Records from a data source:
-.-.-

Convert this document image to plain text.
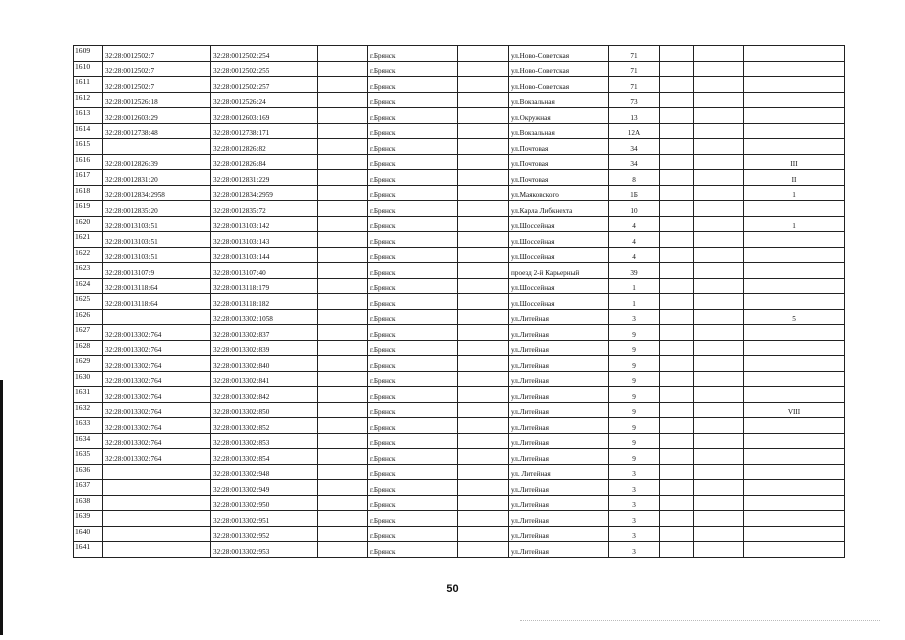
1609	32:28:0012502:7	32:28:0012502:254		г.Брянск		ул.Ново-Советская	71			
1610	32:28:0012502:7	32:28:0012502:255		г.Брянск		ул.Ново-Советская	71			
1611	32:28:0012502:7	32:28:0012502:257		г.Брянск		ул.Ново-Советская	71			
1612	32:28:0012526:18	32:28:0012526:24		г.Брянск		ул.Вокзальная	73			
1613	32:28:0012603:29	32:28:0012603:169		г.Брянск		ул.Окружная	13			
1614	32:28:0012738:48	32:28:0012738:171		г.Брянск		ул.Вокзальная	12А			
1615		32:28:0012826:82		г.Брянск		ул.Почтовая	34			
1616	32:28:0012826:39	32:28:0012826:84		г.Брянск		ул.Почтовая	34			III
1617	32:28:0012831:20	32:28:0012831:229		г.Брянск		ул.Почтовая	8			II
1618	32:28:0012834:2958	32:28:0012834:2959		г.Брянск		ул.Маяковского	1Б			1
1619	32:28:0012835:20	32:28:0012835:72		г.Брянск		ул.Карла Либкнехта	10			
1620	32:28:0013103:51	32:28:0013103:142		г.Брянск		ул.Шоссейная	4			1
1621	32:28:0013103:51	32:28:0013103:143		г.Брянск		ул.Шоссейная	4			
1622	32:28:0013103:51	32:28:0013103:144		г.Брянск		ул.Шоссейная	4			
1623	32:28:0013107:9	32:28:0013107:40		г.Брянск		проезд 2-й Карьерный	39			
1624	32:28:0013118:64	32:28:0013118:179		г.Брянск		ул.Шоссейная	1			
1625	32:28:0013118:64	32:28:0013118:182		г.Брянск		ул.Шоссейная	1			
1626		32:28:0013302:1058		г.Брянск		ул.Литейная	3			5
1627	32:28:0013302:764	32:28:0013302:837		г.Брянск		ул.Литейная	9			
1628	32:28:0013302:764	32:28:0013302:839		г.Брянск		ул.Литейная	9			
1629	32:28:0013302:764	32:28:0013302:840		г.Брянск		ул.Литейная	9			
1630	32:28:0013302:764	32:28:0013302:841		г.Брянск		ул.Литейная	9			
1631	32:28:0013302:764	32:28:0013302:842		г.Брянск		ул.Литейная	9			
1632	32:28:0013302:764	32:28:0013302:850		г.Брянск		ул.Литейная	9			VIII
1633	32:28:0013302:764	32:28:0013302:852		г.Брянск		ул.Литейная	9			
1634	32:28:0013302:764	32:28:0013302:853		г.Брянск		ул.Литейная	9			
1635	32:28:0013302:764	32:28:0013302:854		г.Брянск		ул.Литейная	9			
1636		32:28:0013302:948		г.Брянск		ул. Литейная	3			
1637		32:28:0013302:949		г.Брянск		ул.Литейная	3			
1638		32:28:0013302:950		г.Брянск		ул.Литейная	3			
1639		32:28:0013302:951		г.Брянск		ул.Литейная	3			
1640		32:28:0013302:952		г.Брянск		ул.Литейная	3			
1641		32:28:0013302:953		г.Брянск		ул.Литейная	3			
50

-.-.-

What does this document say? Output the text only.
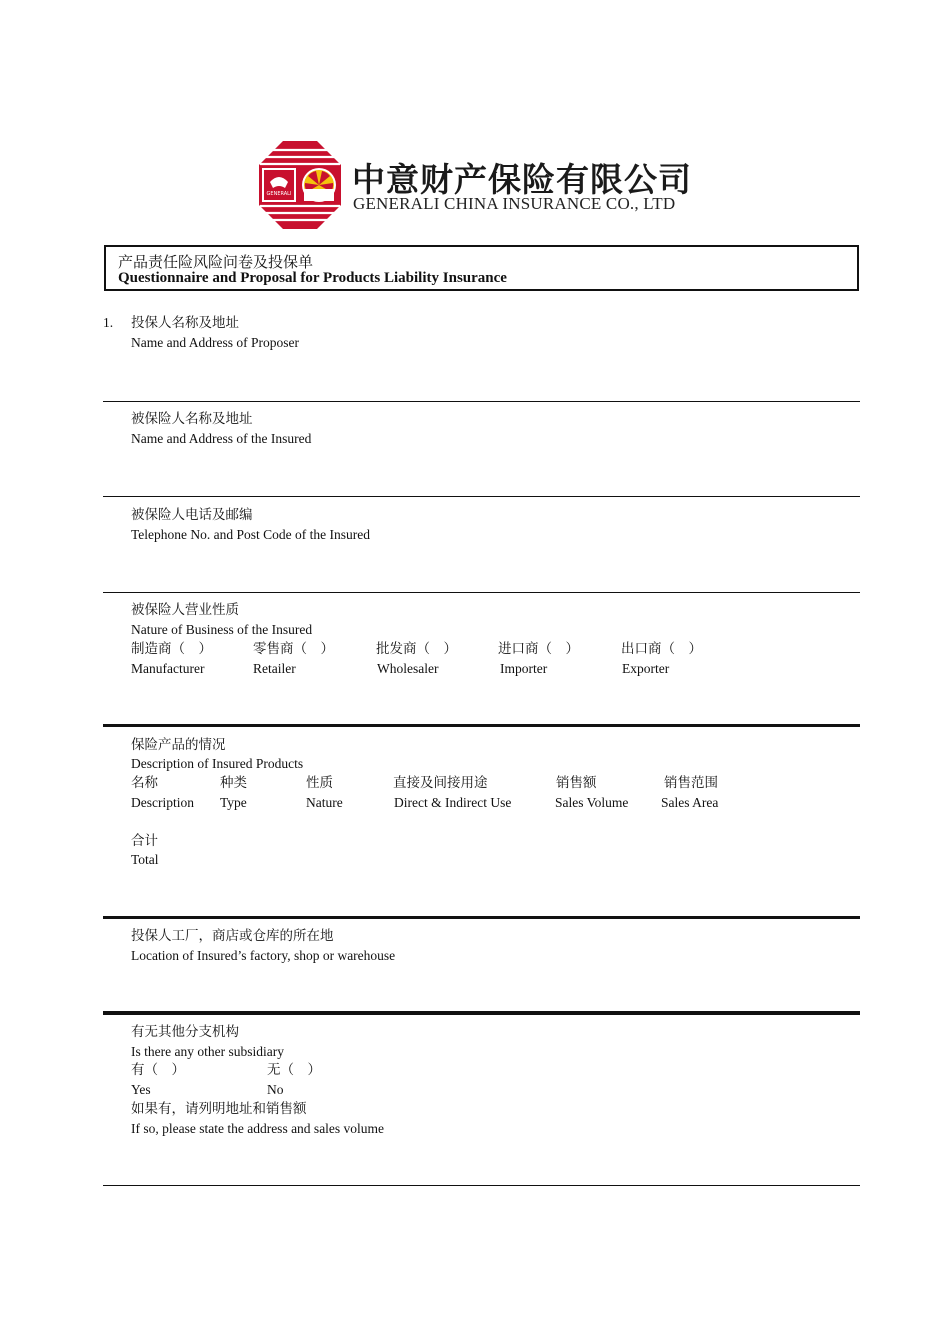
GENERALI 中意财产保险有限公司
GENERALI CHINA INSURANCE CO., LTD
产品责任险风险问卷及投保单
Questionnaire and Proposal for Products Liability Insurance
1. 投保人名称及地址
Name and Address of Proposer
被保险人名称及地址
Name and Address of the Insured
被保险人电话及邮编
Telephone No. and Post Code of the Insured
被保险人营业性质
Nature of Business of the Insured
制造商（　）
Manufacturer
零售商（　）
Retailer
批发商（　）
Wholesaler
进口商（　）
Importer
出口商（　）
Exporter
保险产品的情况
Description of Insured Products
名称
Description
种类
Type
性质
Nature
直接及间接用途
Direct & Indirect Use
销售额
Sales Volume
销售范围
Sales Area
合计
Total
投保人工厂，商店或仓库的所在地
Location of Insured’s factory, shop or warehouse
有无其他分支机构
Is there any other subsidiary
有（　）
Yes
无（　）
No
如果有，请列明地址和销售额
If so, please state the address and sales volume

-.-.-

Task requirements
Determine the number of lines in the listing that contain the string "Insured". Write that number and nothing else.

Correct result
5